Look for the word "this" in the entries below, then copy every line that has it.
>> Begin DATASET EXCERPTS
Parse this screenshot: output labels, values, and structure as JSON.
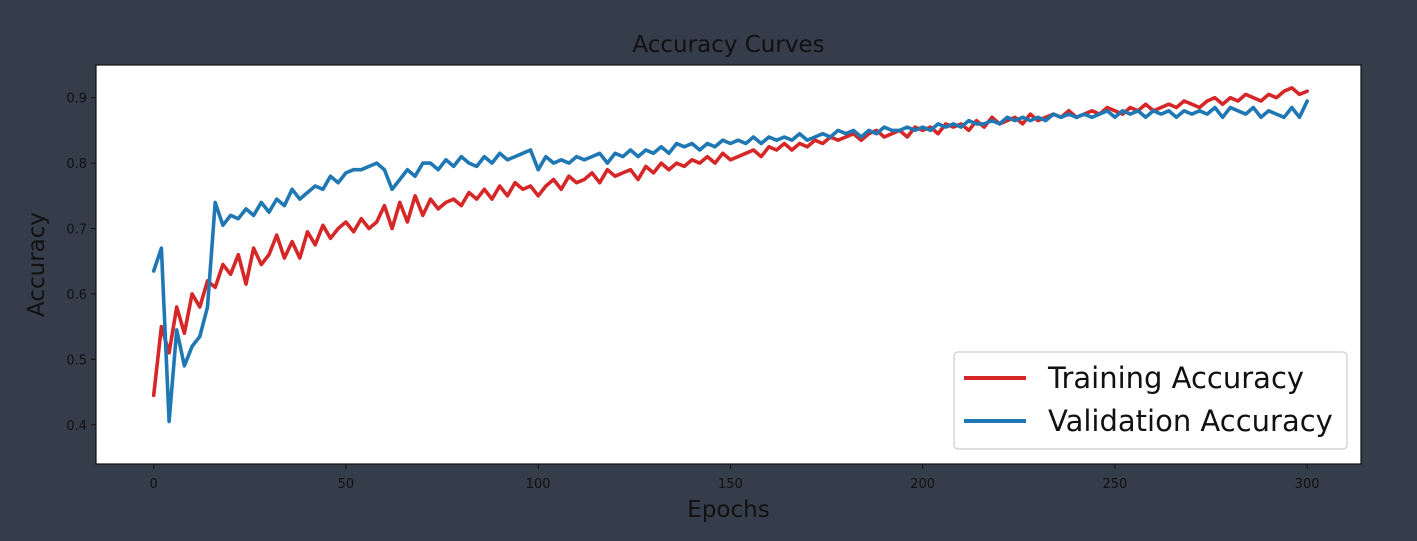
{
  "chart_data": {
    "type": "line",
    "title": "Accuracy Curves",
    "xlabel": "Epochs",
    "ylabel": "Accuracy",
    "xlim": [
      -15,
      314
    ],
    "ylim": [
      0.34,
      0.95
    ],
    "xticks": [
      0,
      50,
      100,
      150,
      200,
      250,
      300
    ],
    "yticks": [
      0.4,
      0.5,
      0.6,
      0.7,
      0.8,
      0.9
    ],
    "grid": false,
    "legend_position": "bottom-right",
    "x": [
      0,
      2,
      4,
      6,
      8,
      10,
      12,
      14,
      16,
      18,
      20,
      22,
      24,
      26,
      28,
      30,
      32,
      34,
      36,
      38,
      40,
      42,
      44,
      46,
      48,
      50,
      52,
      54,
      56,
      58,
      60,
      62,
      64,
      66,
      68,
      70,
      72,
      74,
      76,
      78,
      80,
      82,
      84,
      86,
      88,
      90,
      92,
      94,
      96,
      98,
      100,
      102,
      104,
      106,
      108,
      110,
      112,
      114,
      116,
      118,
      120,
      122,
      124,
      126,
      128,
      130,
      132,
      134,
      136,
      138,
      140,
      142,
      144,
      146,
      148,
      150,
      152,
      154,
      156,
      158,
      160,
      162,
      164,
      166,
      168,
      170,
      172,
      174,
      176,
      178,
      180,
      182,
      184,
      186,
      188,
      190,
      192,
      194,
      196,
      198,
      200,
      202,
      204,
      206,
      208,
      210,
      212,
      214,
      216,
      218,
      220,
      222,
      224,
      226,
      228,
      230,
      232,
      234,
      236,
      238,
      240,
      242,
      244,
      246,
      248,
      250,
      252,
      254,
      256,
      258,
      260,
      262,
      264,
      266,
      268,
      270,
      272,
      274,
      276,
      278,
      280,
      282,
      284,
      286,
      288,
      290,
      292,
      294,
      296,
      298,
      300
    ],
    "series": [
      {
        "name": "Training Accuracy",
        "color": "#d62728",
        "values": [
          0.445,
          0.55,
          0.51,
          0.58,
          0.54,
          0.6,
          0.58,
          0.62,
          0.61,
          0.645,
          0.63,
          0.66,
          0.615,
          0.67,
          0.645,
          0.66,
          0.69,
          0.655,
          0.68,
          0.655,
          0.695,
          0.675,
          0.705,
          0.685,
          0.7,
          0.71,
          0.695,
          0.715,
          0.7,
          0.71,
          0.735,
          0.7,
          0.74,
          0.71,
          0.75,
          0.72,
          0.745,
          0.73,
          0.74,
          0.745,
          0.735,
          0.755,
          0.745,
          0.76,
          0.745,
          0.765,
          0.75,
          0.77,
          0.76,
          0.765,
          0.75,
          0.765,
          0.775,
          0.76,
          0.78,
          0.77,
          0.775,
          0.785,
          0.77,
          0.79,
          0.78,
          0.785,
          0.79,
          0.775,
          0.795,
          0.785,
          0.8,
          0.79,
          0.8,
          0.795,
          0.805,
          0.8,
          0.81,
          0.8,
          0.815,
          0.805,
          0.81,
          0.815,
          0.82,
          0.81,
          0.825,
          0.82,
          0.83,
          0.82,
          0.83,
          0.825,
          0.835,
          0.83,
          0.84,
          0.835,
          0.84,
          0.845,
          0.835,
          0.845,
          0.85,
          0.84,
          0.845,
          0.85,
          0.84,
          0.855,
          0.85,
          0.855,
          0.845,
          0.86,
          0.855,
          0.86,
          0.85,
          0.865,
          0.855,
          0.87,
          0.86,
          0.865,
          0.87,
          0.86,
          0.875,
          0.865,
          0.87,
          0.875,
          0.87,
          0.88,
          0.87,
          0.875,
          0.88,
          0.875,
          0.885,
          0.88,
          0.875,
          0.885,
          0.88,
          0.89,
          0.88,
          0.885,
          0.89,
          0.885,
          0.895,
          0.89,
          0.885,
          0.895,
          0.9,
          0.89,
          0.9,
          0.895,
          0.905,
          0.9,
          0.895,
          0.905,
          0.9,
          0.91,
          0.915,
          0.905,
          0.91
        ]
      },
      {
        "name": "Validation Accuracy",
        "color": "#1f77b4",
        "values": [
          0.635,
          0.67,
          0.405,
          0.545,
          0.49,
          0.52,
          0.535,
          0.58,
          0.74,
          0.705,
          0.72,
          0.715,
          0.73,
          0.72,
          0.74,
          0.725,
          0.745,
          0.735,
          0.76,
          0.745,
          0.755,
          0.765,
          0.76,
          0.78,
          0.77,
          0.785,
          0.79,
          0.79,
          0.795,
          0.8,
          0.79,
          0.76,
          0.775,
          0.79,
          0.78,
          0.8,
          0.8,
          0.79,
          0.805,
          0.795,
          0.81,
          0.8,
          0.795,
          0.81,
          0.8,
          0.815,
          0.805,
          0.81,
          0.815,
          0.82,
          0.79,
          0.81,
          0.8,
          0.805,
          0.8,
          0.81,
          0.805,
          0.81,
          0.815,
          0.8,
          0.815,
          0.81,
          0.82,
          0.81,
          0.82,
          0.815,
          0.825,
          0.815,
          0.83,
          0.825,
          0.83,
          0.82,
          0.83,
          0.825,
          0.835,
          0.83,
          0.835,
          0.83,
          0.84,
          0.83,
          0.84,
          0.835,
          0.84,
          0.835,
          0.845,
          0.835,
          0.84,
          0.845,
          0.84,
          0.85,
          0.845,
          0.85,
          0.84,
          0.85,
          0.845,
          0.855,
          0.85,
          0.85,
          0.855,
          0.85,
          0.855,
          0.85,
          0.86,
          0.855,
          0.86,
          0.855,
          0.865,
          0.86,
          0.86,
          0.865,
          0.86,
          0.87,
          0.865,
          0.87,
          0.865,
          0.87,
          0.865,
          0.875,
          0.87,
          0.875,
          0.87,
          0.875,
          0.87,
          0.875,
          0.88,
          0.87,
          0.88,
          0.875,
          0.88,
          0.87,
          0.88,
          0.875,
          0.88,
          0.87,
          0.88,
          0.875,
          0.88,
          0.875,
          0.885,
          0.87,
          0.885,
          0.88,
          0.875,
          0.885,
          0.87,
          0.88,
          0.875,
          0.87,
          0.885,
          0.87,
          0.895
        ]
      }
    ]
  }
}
>> End DATASET EXCERPTS
>> Begin DATASET EXCERPTS
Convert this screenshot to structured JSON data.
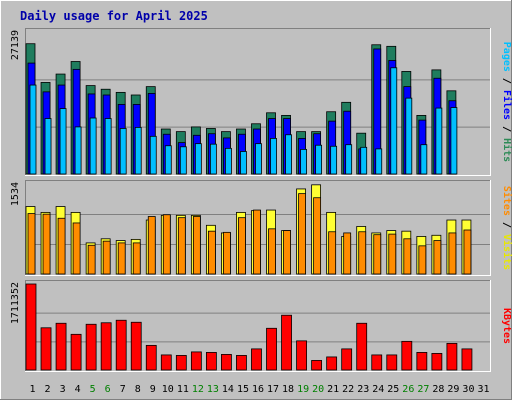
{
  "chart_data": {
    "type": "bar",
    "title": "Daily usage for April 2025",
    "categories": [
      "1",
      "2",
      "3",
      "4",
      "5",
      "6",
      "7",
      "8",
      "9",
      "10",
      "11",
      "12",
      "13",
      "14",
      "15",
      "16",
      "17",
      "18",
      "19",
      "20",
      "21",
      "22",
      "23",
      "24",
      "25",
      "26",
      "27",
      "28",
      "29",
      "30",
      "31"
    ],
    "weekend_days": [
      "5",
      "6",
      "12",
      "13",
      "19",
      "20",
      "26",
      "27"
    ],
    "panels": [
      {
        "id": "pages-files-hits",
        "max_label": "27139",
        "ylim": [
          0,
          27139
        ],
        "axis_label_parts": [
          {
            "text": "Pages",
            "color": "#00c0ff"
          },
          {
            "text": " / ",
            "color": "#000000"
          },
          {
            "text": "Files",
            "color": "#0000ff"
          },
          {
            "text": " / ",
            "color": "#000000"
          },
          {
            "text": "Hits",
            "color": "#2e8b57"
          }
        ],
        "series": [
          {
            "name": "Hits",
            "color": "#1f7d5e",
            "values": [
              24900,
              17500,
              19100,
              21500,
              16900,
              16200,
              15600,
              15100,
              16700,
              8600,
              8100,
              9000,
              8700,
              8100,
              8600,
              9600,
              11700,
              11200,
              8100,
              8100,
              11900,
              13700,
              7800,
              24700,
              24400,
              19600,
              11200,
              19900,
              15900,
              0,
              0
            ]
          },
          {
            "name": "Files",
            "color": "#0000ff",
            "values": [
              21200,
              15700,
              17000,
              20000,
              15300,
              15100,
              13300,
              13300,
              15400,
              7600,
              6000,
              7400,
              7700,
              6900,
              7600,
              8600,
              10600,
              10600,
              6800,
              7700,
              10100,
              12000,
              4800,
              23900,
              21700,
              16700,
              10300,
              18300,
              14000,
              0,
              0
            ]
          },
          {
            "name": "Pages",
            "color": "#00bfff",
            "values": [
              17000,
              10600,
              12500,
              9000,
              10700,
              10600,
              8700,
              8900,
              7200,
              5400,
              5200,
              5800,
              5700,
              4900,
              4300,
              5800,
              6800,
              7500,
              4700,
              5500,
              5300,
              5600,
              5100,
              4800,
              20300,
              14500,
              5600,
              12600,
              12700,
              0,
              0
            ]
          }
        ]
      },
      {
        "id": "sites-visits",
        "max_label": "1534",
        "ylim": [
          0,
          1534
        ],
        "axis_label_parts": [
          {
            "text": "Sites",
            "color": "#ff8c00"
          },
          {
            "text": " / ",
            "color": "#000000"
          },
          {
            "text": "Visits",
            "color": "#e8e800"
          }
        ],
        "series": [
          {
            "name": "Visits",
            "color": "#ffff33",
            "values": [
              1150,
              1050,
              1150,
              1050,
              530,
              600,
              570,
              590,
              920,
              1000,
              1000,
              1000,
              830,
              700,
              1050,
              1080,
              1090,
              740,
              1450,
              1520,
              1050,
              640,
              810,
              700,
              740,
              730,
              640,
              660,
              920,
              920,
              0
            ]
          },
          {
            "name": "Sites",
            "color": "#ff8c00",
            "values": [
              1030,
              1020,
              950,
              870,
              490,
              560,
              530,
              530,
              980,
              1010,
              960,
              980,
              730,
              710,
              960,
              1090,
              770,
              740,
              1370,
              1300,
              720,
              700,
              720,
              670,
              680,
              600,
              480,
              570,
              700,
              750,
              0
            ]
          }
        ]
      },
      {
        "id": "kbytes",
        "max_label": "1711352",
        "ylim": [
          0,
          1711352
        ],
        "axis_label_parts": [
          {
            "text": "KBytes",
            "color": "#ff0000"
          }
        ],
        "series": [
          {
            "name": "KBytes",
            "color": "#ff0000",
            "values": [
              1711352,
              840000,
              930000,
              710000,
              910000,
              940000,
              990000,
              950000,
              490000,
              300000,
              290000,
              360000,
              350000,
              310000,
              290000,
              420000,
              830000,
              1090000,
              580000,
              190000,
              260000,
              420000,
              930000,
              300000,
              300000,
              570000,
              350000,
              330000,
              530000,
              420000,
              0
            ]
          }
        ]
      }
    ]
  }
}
>> End DATASET EXCERPTS
FINISHED TASK
Parse this screenshot: output labels, values, and structure as JSON.
Convert this screenshot to structured JSON data.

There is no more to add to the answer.